Stated problem – Your task is to repeat the lines below exactly, excluding any pictures they contain.

Material supplied –

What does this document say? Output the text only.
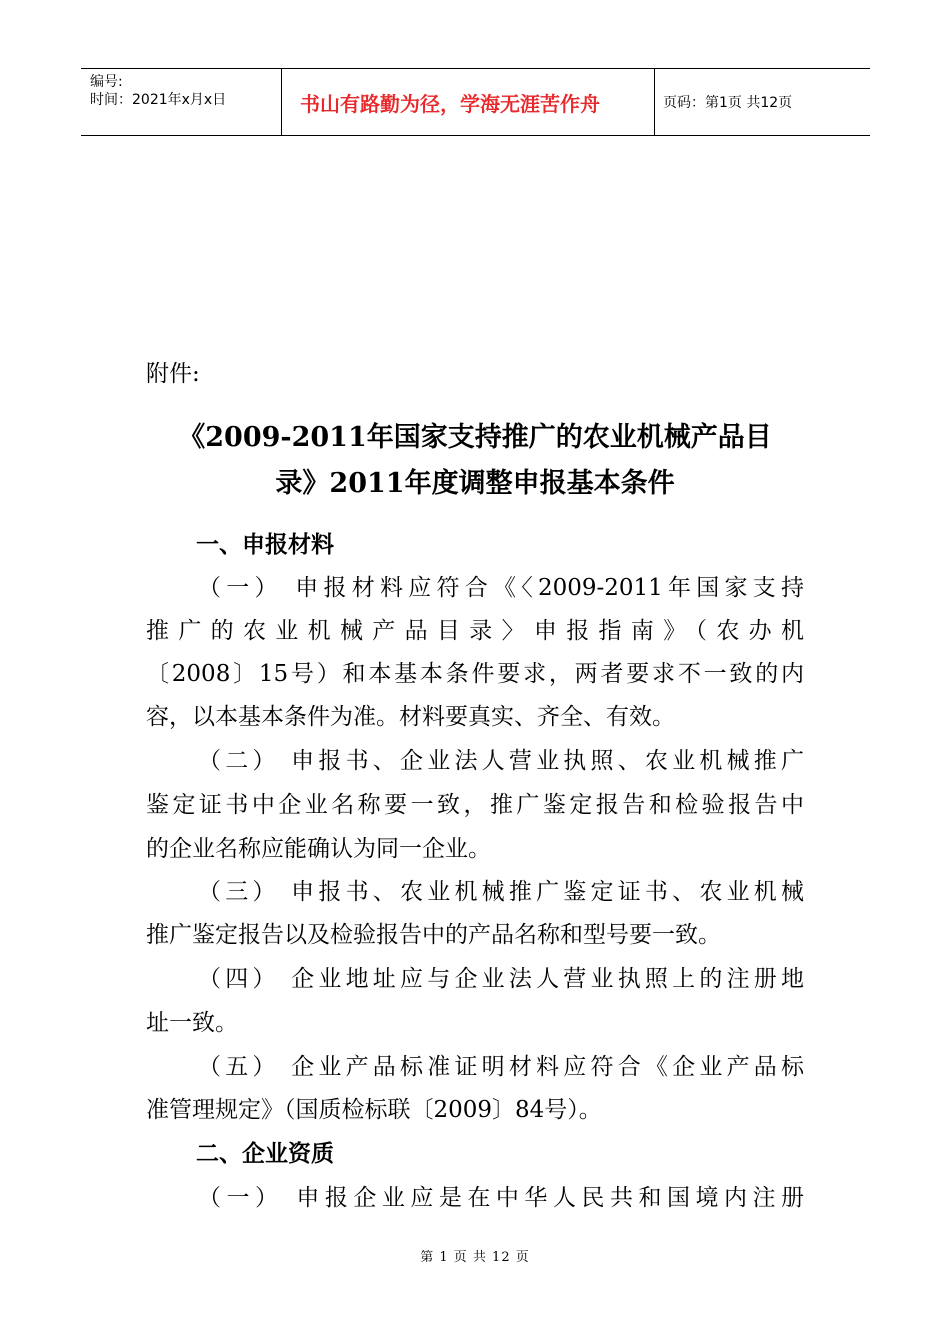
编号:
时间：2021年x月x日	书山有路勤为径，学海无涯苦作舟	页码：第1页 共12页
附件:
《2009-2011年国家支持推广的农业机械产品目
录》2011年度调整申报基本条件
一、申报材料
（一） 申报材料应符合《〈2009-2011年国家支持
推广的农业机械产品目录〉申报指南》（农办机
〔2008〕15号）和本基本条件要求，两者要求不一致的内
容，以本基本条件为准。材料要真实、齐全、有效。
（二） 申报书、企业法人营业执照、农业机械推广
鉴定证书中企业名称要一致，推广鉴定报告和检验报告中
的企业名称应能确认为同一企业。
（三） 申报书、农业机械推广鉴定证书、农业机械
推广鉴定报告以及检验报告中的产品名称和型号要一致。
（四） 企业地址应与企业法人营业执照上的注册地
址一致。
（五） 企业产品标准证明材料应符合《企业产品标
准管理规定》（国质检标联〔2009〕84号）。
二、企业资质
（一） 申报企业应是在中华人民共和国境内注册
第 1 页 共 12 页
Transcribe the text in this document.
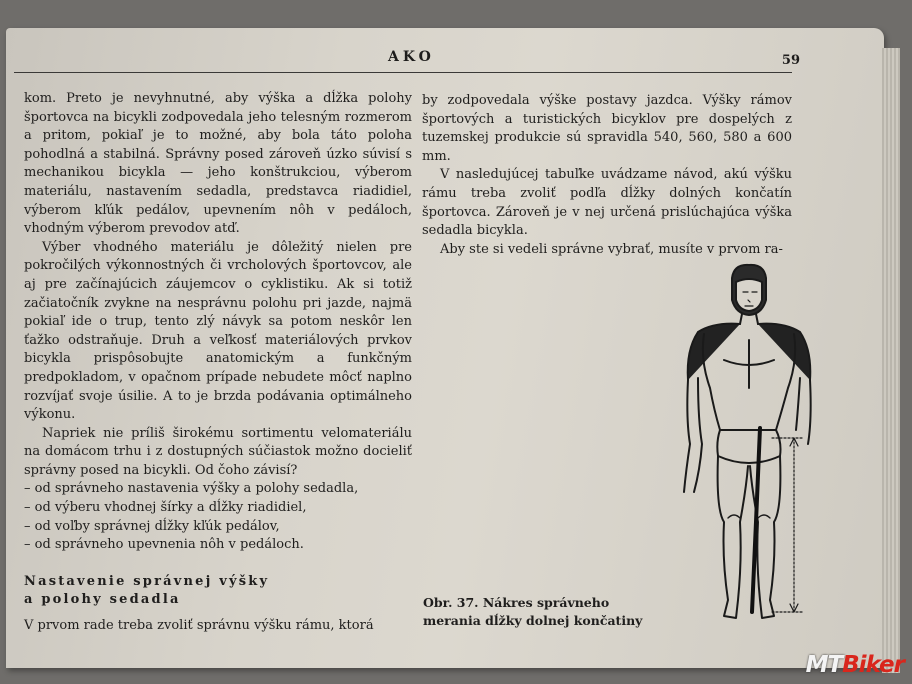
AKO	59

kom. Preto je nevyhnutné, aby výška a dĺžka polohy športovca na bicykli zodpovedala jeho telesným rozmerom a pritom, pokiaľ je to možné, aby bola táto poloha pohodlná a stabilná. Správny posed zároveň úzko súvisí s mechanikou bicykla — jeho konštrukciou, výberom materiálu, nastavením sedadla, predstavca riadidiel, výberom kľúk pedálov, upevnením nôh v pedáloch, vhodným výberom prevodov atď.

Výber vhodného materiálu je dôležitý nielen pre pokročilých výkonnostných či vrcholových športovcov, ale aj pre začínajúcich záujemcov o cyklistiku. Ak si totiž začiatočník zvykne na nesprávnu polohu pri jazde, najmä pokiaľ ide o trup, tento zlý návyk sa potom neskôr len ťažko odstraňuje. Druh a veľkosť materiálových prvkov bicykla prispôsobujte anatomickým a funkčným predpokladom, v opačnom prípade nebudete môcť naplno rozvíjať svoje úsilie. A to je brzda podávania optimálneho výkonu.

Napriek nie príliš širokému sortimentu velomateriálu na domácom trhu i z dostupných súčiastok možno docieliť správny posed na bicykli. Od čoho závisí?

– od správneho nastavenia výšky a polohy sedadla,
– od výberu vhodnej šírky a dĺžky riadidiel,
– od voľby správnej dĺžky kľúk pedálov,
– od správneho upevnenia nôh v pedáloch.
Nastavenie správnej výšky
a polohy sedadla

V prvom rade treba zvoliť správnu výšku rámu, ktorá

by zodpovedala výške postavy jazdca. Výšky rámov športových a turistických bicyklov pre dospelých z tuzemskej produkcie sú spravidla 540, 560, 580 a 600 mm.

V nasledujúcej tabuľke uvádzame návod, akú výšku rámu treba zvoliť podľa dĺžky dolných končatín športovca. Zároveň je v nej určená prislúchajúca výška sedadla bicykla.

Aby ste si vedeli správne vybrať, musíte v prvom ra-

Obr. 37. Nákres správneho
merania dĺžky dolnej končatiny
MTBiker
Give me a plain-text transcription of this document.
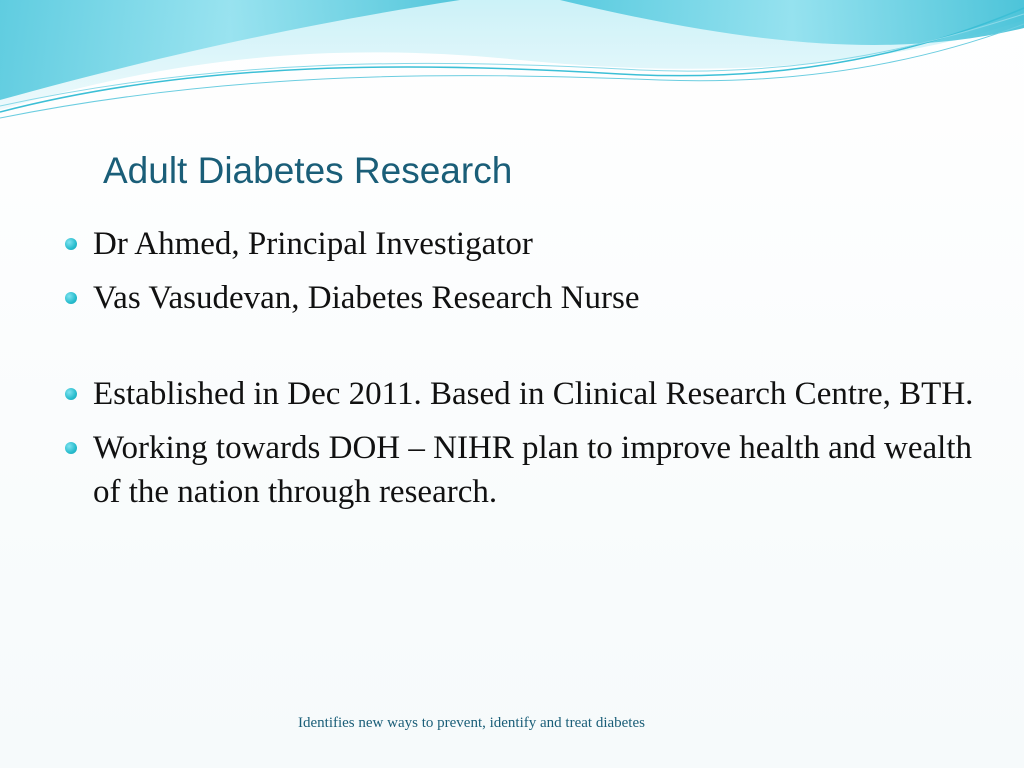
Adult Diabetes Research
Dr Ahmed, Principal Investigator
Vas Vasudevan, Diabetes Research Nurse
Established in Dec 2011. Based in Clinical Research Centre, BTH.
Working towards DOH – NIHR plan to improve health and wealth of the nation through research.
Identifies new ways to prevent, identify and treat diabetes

Solution for this task –
What does this document say? Output the text only.
编号:
时间：2021年x月x日	书山有路勤为径，学海无涯苦作舟	页码：第1页 共12页
附件:
《2009-2011年国家支持推广的农业机械产品目
录》2011年度调整申报基本条件
一、申报材料
（一） 申报材料应符合《〈2009-2011年国家支持
推广的农业机械产品目录〉申报指南》（农办机
〔2008〕15号）和本基本条件要求，两者要求不一致的内
容，以本基本条件为准。材料要真实、齐全、有效。
（二） 申报书、企业法人营业执照、农业机械推广
鉴定证书中企业名称要一致，推广鉴定报告和检验报告中
的企业名称应能确认为同一企业。
（三） 申报书、农业机械推广鉴定证书、农业机械
推广鉴定报告以及检验报告中的产品名称和型号要一致。
（四） 企业地址应与企业法人营业执照上的注册地
址一致。
（五） 企业产品标准证明材料应符合《企业产品标
准管理规定》（国质检标联〔2009〕84号）。
二、企业资质
（一） 申报企业应是在中华人民共和国境内注册
第 1 页 共 12 页
Transcribe the text in this document.
AKO	59

kom. Preto je nevyhnutné, aby výška a dĺžka polohy športovca na bicykli zodpovedala jeho telesným rozmerom a pritom, pokiaľ je to možné, aby bola táto poloha pohodlná a stabilná. Správny posed zároveň úzko súvisí s mechanikou bicykla — jeho konštrukciou, výberom materiálu, nastavením sedadla, predstavca riadidiel, výberom kľúk pedálov, upevnením nôh v pedáloch, vhodným výberom prevodov atď.

Výber vhodného materiálu je dôležitý nielen pre pokročilých výkonnostných či vrcholových športovcov, ale aj pre začínajúcich záujemcov o cyklistiku. Ak si totiž začiatočník zvykne na nesprávnu polohu pri jazde, najmä pokiaľ ide o trup, tento zlý návyk sa potom neskôr len ťažko odstraňuje. Druh a veľkosť materiálových prvkov bicykla prispôsobujte anatomickým a funkčným predpokladom, v opačnom prípade nebudete môcť naplno rozvíjať svoje úsilie. A to je brzda podávania optimálneho výkonu.

Napriek nie príliš širokému sortimentu velomateriálu na domácom trhu i z dostupných súčiastok možno docieliť správny posed na bicykli. Od čoho závisí?

– od správneho nastavenia výšky a polohy sedadla,
– od výberu vhodnej šírky a dĺžky riadidiel,
– od voľby správnej dĺžky kľúk pedálov,
– od správneho upevnenia nôh v pedáloch.
Nastavenie správnej výšky
a polohy sedadla

V prvom rade treba zvoliť správnu výšku rámu, ktorá

by zodpovedala výške postavy jazdca. Výšky rámov športových a turistických bicyklov pre dospelých z tuzemskej produkcie sú spravidla 540, 560, 580 a 600 mm.

V nasledujúcej tabuľke uvádzame návod, akú výšku rámu treba zvoliť podľa dĺžky dolných končatín športovca. Zároveň je v nej určená prislúchajúca výška sedadla bicykla.

Aby ste si vedeli správne vybrať, musíte v prvom ra-

Obr. 37. Nákres správneho
merania dĺžky dolnej končatiny
MTBiker
Give me a plain-text transcription of this document.
Adult Diabetes Research
Dr Ahmed, Principal Investigator
Vas Vasudevan, Diabetes Research Nurse
Established in Dec 2011. Based in Clinical Research Centre, BTH.
Working towards DOH – NIHR plan to improve health and wealth of the nation through research.
Identifies new ways to prevent, identify and treat diabetes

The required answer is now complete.